## INSTRUCTION
Extract all lines from the data beneath that include the word "Quarter".

Records contained in a dataset
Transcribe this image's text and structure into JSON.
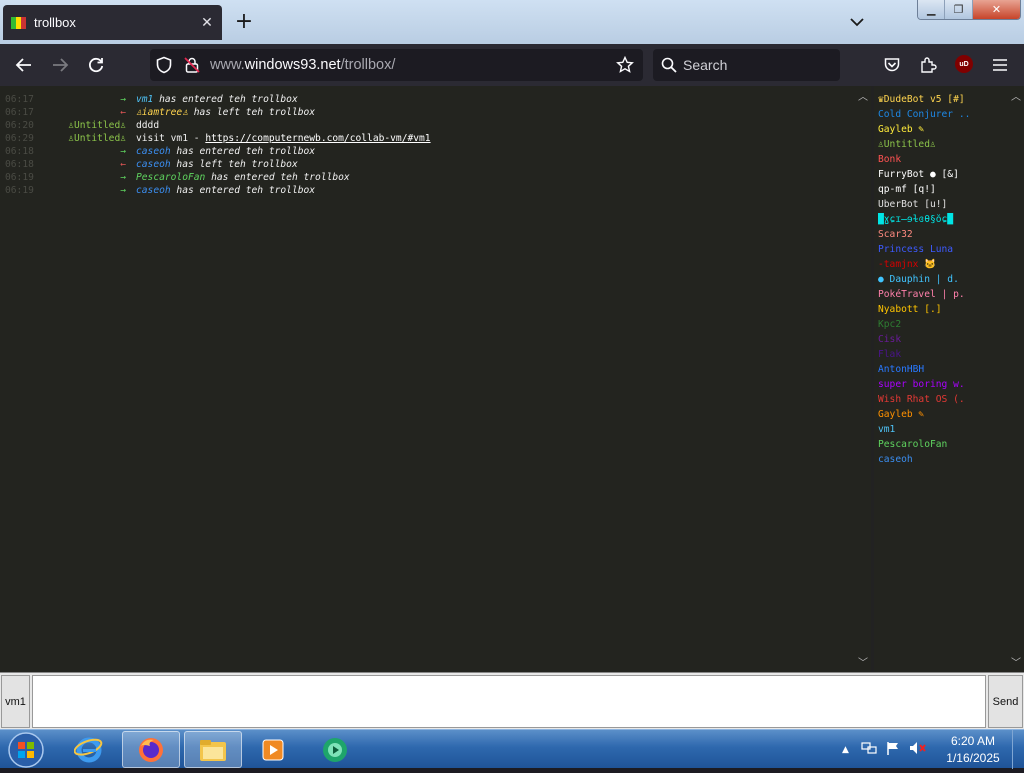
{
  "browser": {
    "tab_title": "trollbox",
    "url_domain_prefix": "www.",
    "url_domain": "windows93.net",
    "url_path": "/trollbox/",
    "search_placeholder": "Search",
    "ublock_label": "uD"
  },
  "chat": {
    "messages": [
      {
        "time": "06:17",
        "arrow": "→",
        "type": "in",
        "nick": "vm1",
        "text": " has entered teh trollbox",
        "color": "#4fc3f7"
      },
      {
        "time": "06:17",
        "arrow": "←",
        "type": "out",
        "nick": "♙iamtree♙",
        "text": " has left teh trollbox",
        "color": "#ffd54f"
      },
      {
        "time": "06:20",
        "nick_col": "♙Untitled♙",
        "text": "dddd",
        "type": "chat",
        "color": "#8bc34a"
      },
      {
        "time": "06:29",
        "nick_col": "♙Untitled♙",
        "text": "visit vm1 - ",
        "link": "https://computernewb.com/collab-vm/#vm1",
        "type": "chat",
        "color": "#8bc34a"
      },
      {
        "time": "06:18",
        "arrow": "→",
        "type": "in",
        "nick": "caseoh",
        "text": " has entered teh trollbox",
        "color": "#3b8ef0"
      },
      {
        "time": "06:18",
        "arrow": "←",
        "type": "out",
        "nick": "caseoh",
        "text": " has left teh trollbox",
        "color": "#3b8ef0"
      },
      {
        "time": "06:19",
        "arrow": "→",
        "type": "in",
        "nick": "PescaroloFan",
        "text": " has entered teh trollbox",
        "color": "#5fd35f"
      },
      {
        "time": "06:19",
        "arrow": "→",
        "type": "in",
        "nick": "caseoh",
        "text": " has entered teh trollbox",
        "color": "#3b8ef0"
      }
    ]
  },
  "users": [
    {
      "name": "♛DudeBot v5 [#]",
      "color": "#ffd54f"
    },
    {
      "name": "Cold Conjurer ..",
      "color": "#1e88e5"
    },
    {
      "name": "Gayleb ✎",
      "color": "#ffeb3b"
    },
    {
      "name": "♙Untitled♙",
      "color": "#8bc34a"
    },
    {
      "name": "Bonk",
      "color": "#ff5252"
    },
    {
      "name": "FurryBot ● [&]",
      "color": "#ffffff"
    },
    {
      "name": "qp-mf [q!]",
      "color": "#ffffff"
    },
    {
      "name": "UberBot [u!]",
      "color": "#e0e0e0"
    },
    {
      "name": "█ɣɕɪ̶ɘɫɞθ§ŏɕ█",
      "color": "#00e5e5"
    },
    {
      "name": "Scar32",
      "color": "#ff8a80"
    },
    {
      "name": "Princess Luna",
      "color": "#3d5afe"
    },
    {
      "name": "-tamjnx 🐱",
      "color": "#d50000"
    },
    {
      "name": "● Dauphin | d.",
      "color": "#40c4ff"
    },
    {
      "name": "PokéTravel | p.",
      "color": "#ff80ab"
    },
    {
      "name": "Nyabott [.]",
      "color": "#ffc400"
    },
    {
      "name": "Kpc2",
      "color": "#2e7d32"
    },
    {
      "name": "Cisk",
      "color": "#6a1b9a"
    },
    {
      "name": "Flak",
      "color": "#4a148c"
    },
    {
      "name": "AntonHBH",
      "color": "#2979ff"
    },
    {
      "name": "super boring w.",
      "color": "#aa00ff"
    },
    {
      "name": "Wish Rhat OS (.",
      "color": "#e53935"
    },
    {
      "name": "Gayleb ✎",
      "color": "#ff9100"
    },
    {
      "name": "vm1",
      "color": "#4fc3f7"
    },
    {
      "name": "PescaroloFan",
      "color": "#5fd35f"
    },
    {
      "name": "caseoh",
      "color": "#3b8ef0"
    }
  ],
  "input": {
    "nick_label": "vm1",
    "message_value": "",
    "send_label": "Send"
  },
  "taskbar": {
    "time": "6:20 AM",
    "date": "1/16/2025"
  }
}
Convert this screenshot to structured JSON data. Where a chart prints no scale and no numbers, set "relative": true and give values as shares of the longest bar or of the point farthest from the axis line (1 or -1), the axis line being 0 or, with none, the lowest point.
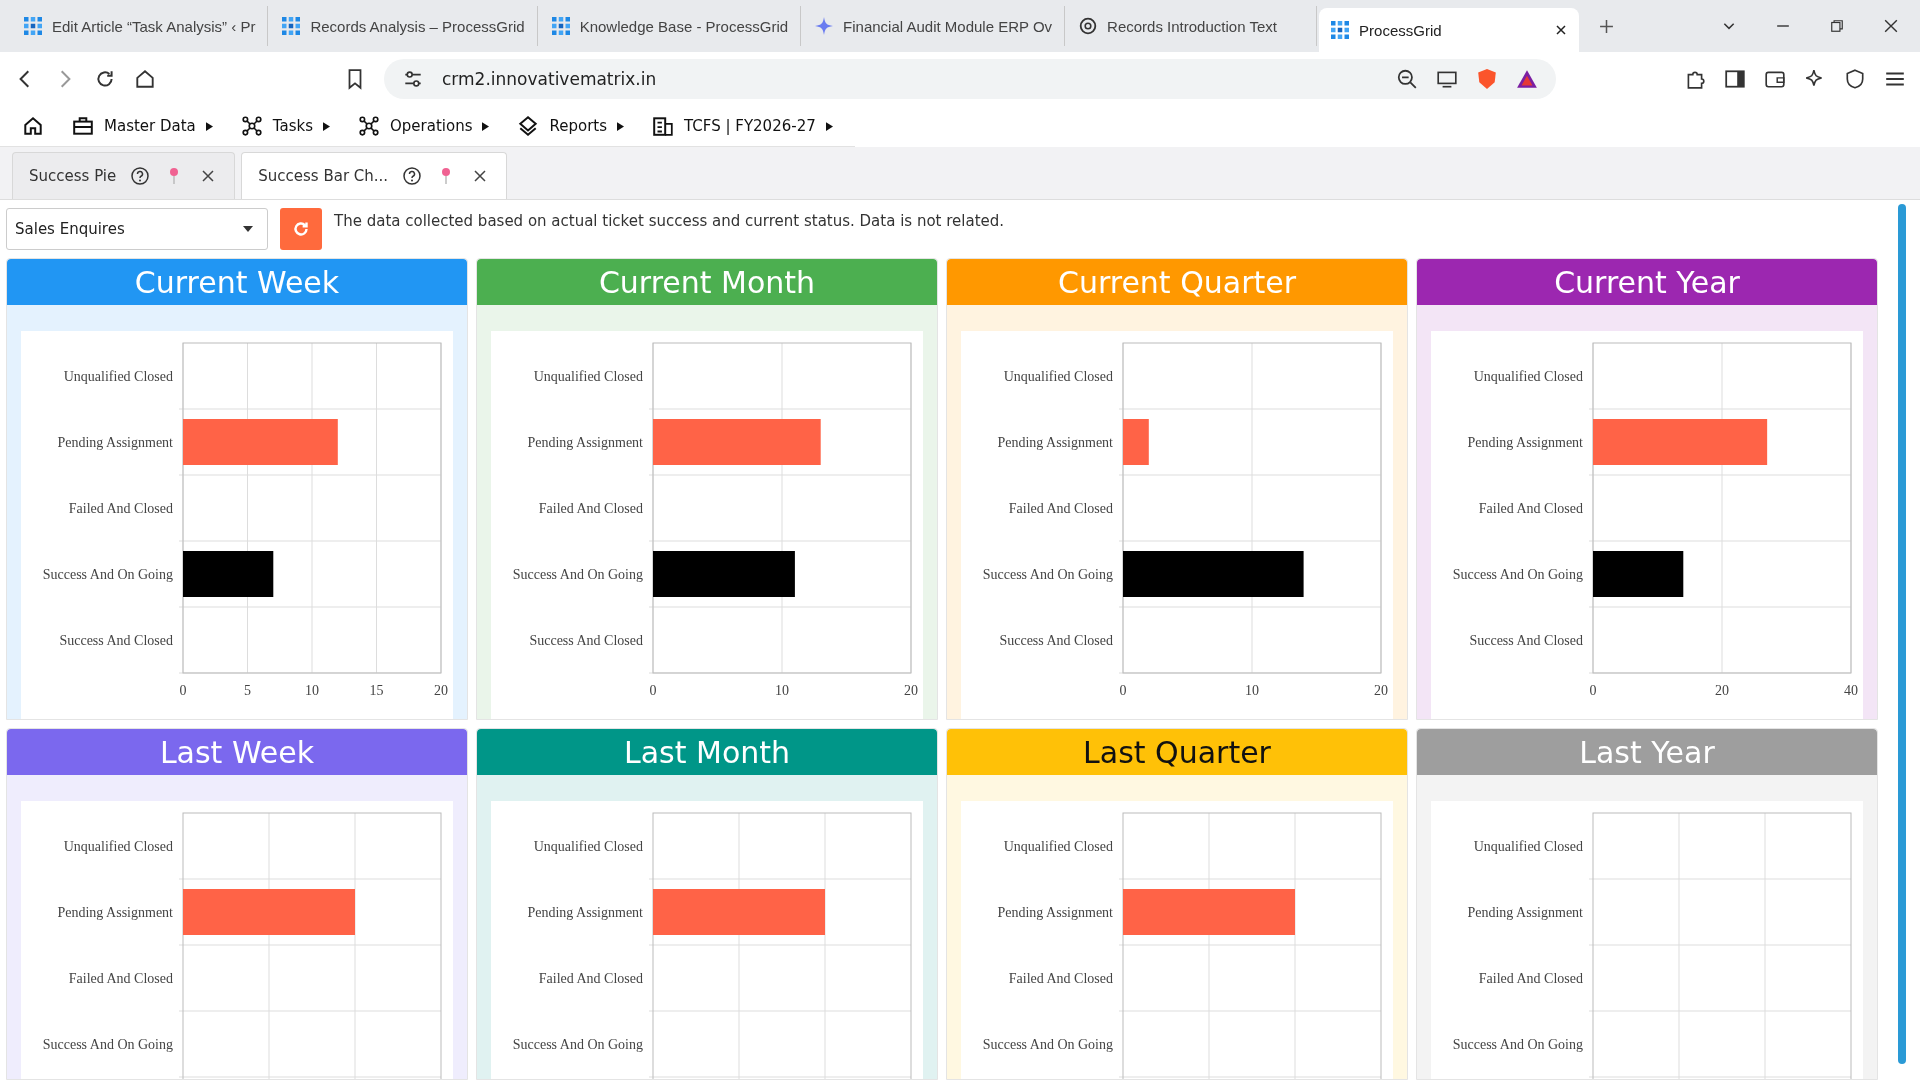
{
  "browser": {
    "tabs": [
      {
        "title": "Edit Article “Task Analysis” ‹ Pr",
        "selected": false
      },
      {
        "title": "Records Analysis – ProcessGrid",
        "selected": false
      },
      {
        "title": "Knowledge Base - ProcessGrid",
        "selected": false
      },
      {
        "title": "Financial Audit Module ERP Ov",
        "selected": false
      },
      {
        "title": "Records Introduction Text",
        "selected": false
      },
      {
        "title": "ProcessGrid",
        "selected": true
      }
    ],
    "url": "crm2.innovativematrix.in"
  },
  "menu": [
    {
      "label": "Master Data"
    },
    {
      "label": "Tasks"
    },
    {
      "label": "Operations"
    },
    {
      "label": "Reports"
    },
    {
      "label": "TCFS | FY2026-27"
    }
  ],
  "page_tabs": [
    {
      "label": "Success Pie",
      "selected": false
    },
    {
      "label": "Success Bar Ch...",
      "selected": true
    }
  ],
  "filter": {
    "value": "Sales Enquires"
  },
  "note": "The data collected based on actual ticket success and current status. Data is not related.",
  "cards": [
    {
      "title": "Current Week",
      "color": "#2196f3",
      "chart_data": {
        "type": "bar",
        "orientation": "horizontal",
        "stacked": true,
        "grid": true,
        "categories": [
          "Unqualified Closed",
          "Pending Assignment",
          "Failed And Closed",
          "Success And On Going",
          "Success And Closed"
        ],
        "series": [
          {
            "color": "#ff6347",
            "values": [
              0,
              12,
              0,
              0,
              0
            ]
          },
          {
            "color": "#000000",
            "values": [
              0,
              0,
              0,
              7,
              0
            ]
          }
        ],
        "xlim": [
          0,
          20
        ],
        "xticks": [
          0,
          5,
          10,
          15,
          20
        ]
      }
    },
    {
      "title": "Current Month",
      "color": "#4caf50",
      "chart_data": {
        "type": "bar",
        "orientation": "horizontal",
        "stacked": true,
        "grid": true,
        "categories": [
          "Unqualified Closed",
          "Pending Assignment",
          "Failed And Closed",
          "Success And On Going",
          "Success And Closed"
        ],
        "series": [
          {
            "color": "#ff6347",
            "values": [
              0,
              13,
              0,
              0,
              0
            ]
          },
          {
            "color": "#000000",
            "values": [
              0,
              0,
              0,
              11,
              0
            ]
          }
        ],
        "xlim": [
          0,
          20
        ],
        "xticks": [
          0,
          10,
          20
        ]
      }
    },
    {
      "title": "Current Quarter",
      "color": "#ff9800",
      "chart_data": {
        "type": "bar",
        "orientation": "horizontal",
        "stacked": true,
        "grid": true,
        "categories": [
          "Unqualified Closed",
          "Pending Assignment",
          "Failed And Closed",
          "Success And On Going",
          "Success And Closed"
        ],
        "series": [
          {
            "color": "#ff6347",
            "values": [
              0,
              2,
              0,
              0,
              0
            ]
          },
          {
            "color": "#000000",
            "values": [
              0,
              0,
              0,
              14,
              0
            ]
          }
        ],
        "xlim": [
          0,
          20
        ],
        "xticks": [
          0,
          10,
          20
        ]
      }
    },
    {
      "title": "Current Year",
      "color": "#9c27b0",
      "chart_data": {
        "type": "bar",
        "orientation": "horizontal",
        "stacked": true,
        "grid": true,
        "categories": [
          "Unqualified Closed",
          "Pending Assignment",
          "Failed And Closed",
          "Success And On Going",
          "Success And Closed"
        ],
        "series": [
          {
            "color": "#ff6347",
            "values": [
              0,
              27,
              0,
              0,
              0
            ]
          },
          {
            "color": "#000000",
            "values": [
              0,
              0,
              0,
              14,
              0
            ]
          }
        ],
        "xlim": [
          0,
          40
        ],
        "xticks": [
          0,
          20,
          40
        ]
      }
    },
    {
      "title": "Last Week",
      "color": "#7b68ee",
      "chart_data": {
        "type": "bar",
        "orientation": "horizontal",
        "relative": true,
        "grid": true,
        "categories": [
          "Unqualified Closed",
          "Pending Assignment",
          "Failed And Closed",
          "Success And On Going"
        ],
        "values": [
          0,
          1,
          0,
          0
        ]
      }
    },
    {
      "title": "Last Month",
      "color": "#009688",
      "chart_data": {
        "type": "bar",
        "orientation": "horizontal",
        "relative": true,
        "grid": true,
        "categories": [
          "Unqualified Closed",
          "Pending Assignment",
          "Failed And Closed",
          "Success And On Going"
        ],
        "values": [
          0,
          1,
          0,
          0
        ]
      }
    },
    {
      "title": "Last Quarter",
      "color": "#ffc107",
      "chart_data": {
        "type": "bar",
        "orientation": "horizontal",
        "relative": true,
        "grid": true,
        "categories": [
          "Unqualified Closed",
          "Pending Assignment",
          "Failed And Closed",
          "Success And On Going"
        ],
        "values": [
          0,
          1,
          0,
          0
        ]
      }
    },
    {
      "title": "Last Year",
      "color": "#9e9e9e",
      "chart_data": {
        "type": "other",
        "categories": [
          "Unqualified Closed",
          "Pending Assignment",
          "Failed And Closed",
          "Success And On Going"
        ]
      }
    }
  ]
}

## CORRECT RESULT
      "title": "Current Quarter",
      "title": "Last Quarter",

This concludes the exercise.